GIVEN REQUEST: Filter the listing below, copying every line in which the word "name" appears.

MATERIAL PROVIDED:
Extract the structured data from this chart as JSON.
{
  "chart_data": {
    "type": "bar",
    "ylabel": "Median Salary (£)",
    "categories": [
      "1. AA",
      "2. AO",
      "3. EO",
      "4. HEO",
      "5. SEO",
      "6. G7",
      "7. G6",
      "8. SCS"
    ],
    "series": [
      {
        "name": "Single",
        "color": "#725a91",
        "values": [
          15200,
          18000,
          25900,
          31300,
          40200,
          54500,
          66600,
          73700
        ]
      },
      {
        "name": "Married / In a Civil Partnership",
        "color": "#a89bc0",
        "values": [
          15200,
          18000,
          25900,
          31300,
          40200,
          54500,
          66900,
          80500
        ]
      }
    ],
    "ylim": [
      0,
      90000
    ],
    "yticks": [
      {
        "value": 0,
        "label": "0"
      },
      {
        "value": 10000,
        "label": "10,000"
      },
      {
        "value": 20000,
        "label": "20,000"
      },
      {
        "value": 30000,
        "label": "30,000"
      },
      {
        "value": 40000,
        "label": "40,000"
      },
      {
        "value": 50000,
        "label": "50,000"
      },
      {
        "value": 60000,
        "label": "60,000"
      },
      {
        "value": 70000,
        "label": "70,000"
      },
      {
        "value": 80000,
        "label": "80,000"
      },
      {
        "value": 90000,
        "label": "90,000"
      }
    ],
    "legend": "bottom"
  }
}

SOLUTION TO THE PROBLEM:
        "name": "Single",
        "name": "Married / In a Civil Partnership",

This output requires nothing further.